#### DATASET CONTENT
^^^^

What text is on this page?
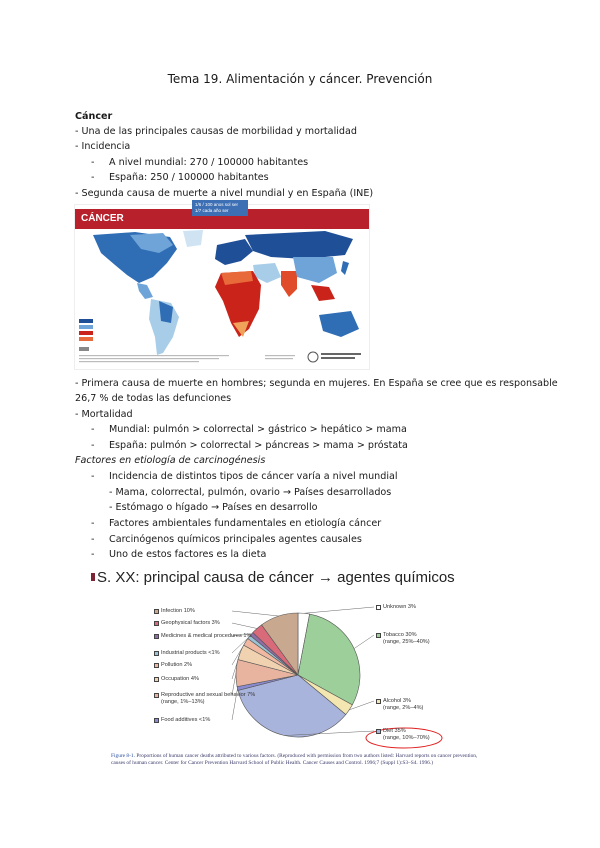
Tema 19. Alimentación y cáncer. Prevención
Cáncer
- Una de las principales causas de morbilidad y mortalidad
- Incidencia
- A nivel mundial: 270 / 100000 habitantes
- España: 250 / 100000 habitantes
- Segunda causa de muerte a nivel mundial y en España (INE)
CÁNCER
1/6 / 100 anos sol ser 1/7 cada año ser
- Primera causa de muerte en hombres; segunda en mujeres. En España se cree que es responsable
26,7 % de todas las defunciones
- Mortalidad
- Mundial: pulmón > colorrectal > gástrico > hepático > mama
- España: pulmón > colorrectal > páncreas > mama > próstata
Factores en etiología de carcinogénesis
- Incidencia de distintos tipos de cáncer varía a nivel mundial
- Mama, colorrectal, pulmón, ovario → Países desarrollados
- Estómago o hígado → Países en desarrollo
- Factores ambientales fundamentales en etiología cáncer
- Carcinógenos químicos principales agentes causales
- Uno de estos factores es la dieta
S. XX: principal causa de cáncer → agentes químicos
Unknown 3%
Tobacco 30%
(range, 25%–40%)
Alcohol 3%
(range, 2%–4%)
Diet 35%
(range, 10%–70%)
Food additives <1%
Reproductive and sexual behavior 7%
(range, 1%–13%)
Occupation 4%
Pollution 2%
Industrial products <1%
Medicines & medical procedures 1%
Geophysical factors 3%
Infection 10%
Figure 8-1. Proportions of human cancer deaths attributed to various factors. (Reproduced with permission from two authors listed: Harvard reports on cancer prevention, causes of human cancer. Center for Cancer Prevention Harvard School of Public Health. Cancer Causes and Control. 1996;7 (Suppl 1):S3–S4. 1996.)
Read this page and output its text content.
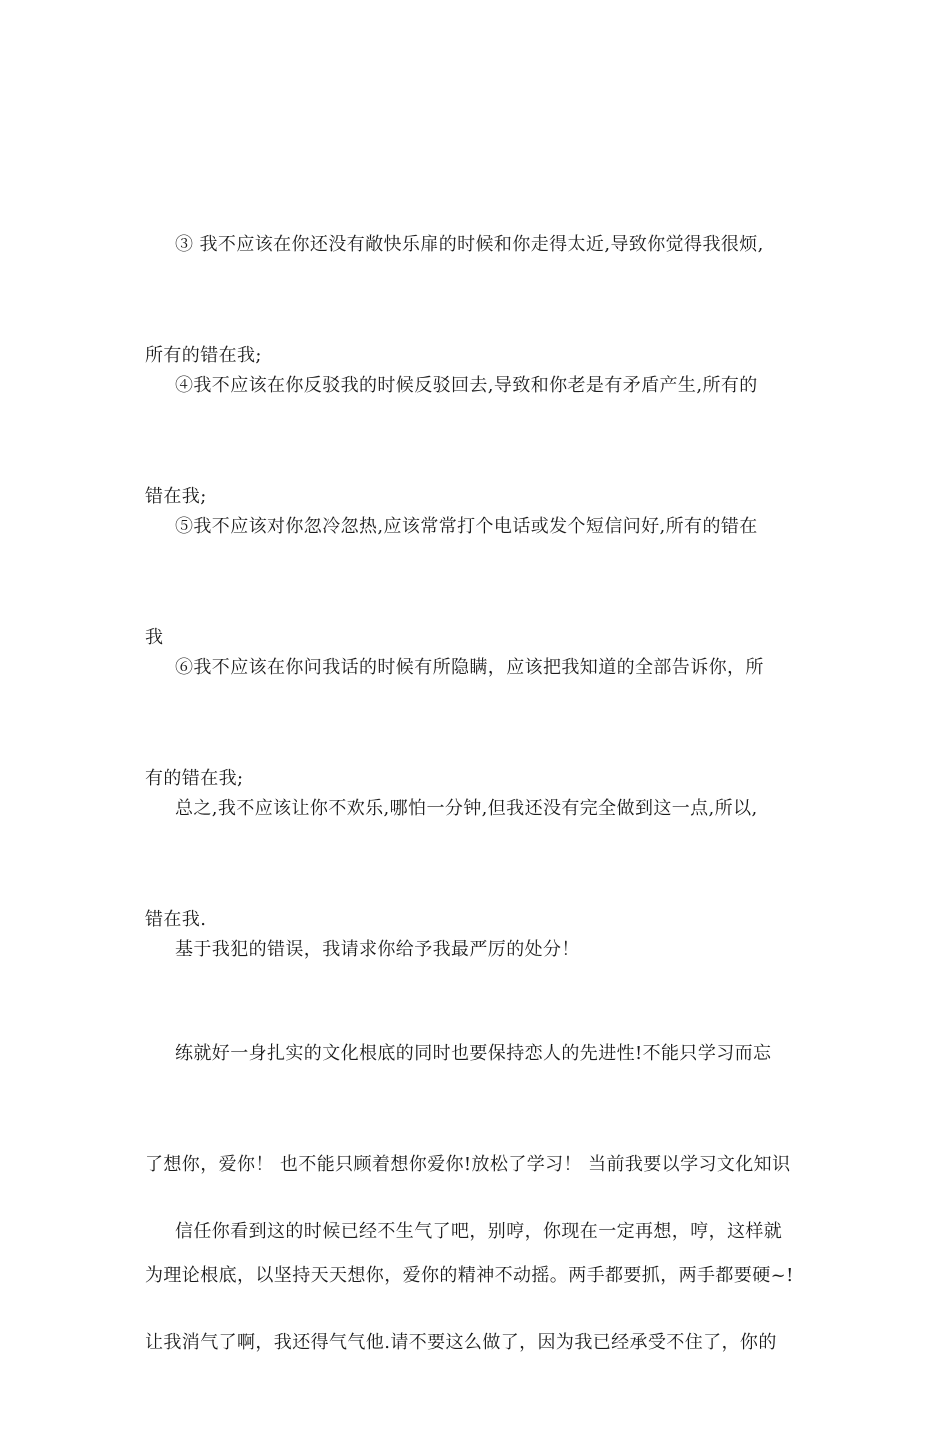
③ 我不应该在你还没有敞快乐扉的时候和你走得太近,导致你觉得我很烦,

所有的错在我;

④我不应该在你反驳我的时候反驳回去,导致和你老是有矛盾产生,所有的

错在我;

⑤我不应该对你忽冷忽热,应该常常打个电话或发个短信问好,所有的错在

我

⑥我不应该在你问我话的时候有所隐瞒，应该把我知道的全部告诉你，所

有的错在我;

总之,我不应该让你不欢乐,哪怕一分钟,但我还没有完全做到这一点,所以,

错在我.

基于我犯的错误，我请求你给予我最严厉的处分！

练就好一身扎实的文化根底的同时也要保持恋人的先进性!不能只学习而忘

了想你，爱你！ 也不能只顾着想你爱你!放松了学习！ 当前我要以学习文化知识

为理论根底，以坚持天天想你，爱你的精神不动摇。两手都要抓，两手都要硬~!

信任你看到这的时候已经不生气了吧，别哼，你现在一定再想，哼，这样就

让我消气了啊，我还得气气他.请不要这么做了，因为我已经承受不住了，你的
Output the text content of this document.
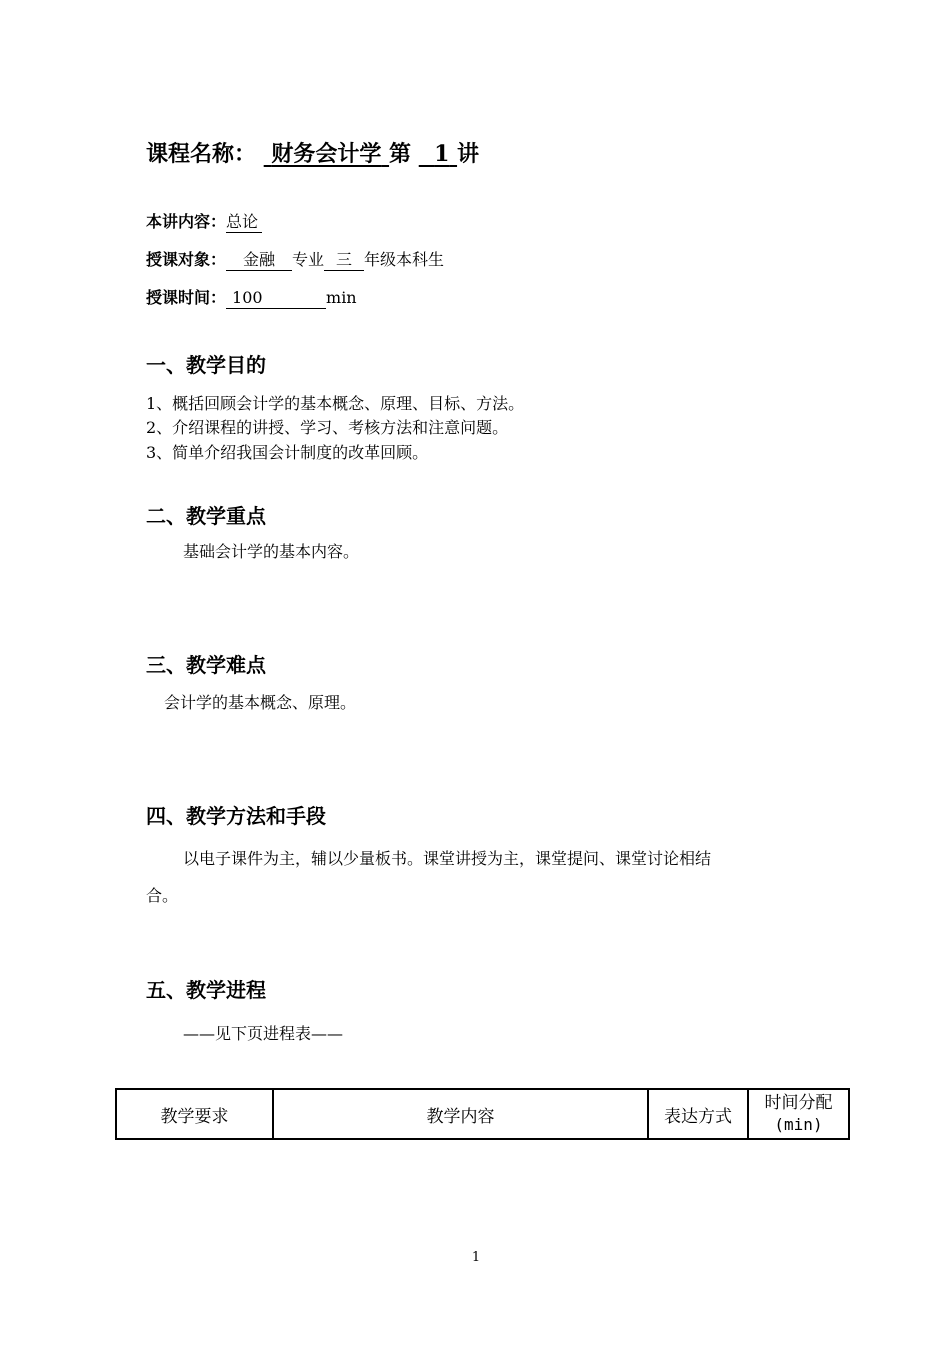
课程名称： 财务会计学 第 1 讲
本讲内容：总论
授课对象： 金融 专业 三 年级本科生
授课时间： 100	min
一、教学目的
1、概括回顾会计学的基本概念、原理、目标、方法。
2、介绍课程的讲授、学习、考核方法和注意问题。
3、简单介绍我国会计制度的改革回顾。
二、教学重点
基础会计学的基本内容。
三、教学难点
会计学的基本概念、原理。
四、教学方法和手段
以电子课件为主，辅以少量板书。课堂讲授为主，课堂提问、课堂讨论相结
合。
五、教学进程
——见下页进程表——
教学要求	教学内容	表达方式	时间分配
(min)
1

^^^^

#### INSTRUCTIONS TO FOLLOW
Omit the pictures and please write out exactly the lines between the one containing "Output the text content of this document." and the last line of the entries, both included.

#### RESPONSE TO THIS TASK
Output the text content of this document.
课程名称： 财务会计学 第 1 讲
本讲内容：总论
授课对象： 金融 专业 三 年级本科生
授课时间： 100	min
一、教学目的
1、概括回顾会计学的基本概念、原理、目标、方法。
2、介绍课程的讲授、学习、考核方法和注意问题。
3、简单介绍我国会计制度的改革回顾。
二、教学重点
基础会计学的基本内容。
三、教学难点
会计学的基本概念、原理。
四、教学方法和手段
以电子课件为主，辅以少量板书。课堂讲授为主，课堂提问、课堂讨论相结
合。
五、教学进程
——见下页进程表——
教学要求	教学内容	表达方式	时间分配
(min)
1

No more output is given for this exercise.